[What is being asked] Please read the article on lifetime mortgages: at what age can homeowners get one?

------ Document segment

Looking for a Lifetime Mortgage?

January 6, 2021

If you are approaching later life and looking to find ways to finance your way through the pandemic Enable’s IFAs in Bishop’s Stortford can help you look at your options. Recently Lifetime Mortgages have started to become more and more common as property owners look to release some of the cash locked up in the value of their homes. 

Lifetime mortgages are only available to homeowners aged 55 and over. It is a mortgage that offers a kind of equity release that has become an increasingly popular way for retirees to access tax-free cash to boost their pensions or fund home improvements. With a Lifetime Mortgage, there is no need to pay the money back until after the borrower goes into long term care or has passed away. 

The money borrowed of course has to accrue interest and the amount of interest borrowers owe can build up quite quickly so this is the detail to consider. But over the years as more and more lenders have come to offer lifetime mortgages and their average fixed interest rates have also reduced. 

There is also now a much wider range of providers now than there has been. The traditional equity release lenders such as Canada Life and Legal and General have been joined by high street names such as Nationwide Building Society, Santander, TSB and Lloyds Bank. Nationwide Building Society first launched their range of lifetime mortgages in 2019, by offering these to its existing members and then expanded this to all members of the public.

------------
------ Stored data

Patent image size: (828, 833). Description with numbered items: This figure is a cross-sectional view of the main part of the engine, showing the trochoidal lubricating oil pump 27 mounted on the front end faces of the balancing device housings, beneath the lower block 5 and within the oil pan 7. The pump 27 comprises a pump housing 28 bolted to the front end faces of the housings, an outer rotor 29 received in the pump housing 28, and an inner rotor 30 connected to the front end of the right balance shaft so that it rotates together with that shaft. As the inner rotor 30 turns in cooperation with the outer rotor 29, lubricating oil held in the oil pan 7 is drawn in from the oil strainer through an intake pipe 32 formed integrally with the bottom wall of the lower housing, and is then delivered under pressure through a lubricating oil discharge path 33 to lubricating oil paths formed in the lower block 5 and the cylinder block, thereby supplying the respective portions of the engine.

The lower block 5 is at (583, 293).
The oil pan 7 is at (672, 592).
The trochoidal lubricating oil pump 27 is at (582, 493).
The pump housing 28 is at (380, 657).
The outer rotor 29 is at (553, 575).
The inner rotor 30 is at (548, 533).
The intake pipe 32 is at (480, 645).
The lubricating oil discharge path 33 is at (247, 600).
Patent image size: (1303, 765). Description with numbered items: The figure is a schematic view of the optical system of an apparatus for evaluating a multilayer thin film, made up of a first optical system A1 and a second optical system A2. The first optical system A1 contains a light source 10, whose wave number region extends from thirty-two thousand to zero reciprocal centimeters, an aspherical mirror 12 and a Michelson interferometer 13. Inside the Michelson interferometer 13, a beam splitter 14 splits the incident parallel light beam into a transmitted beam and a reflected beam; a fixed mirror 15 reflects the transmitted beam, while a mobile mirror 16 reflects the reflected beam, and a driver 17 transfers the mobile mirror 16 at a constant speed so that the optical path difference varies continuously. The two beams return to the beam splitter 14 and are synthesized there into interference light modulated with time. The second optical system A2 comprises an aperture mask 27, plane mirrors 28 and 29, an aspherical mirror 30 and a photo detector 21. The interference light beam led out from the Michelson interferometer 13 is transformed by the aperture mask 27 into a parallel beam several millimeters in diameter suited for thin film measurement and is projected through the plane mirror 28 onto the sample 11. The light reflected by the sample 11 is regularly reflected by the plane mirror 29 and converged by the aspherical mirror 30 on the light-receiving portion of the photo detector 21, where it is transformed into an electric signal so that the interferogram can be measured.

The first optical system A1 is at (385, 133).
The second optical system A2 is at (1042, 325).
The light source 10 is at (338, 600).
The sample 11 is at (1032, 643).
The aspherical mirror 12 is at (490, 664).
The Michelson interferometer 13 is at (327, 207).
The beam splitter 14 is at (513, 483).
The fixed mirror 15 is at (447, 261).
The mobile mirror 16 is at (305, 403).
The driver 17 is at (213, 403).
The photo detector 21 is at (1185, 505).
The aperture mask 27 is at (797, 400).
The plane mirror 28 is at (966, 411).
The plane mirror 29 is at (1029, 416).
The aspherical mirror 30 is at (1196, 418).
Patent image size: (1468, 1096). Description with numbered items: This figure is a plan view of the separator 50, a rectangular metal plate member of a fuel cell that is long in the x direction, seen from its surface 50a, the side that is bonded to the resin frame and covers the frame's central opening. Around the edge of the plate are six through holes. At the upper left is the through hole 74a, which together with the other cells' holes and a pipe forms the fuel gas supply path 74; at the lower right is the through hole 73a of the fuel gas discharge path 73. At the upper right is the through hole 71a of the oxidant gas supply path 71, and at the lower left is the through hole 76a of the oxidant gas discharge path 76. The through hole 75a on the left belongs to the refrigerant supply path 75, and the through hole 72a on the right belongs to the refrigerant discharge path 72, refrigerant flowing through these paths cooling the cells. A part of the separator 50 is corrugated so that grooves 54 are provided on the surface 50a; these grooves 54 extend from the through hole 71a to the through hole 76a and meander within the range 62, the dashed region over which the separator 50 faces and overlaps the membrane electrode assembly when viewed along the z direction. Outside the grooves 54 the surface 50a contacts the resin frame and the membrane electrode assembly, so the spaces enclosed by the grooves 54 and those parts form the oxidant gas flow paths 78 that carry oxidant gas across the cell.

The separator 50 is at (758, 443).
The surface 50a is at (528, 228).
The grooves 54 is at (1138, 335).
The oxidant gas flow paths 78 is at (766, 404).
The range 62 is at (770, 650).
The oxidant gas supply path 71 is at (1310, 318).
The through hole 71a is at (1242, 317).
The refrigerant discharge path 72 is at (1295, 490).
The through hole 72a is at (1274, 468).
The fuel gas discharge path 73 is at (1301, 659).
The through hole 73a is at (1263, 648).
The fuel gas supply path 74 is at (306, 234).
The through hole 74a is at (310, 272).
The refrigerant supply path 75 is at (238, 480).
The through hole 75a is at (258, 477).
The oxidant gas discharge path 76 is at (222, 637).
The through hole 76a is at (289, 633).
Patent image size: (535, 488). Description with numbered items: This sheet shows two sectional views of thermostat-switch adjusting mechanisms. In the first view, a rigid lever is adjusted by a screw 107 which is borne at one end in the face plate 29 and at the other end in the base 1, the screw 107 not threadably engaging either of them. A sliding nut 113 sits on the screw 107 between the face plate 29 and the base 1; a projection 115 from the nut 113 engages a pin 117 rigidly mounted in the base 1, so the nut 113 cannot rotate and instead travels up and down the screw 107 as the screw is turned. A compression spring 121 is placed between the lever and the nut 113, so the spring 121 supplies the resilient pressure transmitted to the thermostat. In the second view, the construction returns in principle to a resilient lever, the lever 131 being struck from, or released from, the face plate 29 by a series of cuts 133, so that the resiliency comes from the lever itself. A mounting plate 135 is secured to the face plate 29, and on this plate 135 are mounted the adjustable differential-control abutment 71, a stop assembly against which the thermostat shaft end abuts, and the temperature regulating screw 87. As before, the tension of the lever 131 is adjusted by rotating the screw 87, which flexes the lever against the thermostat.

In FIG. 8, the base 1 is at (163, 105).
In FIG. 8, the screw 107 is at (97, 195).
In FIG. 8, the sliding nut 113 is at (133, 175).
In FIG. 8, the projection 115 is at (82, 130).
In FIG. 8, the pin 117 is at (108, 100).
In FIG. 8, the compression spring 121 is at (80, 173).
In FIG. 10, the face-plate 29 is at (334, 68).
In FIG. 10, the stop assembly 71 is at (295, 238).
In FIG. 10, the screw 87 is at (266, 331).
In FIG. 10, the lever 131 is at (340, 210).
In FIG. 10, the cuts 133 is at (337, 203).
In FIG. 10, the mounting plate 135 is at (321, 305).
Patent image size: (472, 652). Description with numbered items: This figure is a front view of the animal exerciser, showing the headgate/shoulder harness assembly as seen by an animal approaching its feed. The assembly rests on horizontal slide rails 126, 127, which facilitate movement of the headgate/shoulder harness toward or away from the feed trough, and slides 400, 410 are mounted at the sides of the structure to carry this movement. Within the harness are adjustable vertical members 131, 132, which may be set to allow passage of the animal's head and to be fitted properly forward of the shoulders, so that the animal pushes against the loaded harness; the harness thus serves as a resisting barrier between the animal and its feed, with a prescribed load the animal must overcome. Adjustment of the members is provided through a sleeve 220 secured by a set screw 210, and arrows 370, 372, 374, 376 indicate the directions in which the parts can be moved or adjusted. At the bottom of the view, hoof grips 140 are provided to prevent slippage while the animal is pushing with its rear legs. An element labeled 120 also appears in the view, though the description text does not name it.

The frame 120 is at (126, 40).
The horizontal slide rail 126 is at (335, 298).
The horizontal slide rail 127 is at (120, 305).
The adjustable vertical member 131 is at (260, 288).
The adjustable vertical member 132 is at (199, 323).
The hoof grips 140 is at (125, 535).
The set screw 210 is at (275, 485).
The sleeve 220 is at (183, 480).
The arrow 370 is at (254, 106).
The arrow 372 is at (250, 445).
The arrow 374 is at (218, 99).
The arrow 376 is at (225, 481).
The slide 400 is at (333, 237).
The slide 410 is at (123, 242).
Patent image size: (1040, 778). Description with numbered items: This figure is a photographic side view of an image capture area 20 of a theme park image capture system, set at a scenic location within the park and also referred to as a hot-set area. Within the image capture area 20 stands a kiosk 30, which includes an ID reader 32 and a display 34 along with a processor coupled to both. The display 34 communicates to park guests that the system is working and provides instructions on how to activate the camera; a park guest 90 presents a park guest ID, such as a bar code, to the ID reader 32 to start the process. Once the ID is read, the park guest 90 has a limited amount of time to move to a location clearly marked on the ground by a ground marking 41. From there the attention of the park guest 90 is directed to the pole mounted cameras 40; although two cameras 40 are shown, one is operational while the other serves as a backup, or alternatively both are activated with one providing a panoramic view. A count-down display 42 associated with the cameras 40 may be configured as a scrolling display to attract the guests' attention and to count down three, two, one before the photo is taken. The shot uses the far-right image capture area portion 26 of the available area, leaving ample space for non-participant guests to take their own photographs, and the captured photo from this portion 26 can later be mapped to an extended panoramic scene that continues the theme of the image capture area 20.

------------

[Output for this task] Lifetime mortgages are available only to homeowners aged 55 and over.